- Goal: Look through the material below for "coordinate". Copy every line that contains it.

───── Input records ─────

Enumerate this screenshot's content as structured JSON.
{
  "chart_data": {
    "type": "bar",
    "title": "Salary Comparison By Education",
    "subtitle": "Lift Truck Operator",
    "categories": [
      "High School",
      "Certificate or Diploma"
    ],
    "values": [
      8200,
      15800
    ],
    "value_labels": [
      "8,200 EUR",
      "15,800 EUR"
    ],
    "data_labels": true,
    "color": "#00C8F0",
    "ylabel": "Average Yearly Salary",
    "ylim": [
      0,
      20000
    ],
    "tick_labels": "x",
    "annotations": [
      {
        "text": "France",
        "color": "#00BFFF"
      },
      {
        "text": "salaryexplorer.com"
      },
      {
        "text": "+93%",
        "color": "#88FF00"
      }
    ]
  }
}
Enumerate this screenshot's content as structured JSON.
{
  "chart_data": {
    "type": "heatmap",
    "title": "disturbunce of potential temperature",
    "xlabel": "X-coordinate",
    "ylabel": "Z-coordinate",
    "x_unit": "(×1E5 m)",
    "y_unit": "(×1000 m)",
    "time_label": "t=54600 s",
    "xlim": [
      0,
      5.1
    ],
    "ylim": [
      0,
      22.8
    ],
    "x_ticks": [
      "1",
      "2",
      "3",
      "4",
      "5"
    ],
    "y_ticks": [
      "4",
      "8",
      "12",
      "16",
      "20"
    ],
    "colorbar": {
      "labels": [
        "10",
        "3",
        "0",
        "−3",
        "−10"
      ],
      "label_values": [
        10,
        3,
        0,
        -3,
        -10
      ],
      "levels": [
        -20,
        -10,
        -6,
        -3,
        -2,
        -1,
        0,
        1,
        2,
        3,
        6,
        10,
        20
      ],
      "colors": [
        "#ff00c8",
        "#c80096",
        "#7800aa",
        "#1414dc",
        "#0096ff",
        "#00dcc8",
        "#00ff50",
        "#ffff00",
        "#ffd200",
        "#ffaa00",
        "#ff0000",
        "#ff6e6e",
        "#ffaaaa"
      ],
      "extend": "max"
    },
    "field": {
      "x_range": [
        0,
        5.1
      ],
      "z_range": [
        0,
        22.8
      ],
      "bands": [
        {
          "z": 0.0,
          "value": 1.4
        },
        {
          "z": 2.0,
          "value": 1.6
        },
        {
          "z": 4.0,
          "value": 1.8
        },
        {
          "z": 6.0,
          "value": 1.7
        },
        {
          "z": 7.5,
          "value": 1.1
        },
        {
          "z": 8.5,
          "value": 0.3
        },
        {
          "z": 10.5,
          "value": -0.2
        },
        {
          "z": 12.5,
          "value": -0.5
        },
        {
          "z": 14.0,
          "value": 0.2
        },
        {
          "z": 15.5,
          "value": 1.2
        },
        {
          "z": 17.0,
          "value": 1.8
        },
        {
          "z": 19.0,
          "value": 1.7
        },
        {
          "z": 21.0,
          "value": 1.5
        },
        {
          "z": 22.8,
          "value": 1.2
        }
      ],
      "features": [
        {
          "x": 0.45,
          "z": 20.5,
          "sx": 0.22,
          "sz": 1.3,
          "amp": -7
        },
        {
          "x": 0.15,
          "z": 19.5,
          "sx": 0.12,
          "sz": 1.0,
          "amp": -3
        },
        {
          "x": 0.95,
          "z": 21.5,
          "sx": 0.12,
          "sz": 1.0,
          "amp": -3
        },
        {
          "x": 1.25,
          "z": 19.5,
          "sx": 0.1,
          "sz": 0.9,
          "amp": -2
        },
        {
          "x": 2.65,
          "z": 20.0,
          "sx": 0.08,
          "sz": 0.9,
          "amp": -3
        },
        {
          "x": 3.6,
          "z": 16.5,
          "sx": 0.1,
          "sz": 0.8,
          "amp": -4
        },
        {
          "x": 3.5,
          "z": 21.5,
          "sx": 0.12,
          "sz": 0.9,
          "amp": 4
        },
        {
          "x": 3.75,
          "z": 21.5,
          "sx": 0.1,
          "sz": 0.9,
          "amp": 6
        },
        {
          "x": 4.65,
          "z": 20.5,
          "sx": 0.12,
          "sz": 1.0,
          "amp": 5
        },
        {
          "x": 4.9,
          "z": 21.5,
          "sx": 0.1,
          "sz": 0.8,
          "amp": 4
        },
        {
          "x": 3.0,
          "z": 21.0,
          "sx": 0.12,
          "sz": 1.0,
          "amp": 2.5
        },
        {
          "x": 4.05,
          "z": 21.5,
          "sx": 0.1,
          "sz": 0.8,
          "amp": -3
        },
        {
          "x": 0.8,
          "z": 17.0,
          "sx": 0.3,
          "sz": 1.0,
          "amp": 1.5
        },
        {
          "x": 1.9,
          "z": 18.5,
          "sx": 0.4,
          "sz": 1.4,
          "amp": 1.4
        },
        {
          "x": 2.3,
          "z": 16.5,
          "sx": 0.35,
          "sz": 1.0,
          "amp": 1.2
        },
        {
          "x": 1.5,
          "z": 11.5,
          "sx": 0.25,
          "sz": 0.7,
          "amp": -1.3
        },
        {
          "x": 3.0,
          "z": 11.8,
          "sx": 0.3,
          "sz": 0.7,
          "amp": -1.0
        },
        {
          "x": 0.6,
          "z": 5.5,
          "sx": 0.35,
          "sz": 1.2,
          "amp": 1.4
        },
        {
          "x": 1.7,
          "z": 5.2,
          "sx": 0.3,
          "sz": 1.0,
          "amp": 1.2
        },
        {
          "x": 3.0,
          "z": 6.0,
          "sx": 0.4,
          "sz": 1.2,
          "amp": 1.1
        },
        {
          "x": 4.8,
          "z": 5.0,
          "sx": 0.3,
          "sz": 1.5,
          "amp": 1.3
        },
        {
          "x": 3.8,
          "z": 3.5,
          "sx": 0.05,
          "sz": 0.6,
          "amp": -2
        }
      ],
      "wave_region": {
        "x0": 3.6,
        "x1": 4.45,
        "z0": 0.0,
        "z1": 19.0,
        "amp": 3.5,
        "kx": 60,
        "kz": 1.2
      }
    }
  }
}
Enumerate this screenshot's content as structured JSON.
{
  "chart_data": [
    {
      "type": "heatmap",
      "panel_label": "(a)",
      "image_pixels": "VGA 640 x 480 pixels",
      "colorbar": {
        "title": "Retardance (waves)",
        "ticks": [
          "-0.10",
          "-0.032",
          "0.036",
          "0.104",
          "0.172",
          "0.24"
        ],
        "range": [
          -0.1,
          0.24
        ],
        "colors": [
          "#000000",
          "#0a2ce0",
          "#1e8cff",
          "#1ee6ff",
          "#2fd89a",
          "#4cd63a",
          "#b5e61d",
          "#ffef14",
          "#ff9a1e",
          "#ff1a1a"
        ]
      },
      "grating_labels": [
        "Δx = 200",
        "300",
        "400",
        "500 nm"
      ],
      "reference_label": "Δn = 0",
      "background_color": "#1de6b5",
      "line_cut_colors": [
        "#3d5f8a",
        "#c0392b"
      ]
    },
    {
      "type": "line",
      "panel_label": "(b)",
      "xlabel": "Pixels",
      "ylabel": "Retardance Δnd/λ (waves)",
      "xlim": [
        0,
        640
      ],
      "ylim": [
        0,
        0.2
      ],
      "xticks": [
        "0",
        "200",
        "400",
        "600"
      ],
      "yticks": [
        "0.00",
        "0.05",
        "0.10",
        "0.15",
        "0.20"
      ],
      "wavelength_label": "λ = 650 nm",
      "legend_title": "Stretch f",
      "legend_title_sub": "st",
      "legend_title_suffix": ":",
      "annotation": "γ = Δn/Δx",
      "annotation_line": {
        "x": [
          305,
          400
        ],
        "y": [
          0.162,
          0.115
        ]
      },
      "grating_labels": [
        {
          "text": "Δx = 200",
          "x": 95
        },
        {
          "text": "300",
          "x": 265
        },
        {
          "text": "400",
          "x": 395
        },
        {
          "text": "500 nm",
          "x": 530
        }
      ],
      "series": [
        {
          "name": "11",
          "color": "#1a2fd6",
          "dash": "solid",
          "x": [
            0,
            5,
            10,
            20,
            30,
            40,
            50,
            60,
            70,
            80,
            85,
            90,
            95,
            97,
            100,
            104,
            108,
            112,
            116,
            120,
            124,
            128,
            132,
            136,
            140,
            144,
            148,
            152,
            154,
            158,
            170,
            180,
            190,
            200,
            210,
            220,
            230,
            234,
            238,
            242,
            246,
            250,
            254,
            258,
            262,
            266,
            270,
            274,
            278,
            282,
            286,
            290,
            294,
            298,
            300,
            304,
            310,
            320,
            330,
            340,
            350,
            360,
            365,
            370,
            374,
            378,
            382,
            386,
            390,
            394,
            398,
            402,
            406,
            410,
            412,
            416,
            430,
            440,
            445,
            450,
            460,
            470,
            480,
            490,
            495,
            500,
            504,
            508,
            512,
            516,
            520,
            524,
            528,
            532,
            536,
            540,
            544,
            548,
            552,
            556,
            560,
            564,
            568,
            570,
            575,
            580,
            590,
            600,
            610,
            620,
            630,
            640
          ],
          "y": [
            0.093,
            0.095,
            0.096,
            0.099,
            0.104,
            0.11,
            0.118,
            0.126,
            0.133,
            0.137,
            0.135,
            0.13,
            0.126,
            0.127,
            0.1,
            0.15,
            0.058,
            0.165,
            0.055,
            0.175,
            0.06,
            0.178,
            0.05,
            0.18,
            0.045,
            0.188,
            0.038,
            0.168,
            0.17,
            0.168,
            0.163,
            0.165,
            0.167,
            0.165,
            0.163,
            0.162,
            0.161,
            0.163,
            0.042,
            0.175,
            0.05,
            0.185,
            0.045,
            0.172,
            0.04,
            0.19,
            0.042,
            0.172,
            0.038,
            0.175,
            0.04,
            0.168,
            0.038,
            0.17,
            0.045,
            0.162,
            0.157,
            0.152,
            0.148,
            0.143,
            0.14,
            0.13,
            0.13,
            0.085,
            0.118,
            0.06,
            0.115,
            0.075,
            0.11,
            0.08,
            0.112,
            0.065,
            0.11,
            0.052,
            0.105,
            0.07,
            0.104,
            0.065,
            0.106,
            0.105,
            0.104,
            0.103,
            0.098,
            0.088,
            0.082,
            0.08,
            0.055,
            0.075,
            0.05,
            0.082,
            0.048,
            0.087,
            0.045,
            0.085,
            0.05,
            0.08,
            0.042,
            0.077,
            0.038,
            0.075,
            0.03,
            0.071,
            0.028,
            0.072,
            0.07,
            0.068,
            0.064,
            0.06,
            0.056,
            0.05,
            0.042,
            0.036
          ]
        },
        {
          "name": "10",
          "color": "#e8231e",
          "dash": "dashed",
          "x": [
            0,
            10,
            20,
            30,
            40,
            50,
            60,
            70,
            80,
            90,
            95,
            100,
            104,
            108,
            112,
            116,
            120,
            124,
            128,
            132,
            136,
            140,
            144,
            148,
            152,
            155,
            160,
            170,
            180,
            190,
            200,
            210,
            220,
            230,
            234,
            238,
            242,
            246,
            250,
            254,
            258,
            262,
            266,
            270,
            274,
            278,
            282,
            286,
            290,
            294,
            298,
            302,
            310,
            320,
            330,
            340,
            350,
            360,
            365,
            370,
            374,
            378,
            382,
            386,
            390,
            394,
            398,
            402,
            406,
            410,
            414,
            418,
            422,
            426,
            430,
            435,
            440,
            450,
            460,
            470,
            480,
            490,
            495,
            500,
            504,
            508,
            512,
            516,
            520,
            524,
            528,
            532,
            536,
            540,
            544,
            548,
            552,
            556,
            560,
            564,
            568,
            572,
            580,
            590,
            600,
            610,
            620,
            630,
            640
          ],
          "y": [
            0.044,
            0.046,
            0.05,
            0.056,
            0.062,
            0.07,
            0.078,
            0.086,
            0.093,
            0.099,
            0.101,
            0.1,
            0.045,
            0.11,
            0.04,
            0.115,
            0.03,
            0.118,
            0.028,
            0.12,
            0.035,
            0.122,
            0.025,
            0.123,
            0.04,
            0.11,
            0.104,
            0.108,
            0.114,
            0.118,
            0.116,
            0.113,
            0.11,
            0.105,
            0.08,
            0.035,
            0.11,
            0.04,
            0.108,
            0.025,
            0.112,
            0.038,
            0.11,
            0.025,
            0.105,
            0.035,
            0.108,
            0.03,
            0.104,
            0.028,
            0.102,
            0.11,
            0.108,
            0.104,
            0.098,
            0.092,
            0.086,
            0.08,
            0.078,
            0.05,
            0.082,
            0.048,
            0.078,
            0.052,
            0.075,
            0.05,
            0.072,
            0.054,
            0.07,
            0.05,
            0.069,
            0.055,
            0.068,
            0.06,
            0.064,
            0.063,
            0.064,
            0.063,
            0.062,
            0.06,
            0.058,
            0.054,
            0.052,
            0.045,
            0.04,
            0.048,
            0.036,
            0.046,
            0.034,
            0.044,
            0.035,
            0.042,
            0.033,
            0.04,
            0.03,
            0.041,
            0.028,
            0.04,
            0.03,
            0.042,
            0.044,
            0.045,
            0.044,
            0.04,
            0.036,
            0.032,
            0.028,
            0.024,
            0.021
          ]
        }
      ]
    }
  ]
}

─────

- Complete output:
    "xlabel": "X-coordinate",
    "ylabel": "Z-coordinate",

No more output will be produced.